## begin MATERIAL FOR THIS EXERCISE

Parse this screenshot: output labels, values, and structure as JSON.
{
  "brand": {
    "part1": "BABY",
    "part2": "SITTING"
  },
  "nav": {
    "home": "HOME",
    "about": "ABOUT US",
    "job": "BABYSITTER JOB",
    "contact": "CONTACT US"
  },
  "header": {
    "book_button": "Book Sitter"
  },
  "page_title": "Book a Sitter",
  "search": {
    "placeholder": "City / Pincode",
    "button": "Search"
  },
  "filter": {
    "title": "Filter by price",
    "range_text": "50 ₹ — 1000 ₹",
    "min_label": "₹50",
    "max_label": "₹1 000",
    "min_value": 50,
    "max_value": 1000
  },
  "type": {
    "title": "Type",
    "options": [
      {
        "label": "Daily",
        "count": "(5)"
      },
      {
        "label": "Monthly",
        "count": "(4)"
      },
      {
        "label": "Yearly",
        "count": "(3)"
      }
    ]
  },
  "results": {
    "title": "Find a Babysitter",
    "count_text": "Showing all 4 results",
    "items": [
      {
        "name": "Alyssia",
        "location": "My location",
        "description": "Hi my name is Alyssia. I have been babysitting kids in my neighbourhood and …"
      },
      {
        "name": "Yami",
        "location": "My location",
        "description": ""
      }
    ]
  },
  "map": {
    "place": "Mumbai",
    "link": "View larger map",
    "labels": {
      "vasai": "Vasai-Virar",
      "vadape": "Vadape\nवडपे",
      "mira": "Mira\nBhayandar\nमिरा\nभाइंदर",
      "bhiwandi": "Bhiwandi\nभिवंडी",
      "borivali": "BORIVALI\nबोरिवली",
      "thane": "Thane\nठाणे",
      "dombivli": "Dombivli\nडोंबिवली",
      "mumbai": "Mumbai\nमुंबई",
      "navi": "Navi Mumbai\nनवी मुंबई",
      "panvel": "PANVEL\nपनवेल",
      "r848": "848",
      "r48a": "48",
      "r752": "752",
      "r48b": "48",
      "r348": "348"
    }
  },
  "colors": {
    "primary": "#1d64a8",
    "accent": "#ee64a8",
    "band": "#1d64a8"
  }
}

## end MATERIAL FOR THIS EXERCISE

EXERCISE AIM → Pick out the lines containing the word "Book" and show them.

EXERCISE SOLUTION →
    "book_button": "Book Sitter"
  "page_title": "Book a Sitter",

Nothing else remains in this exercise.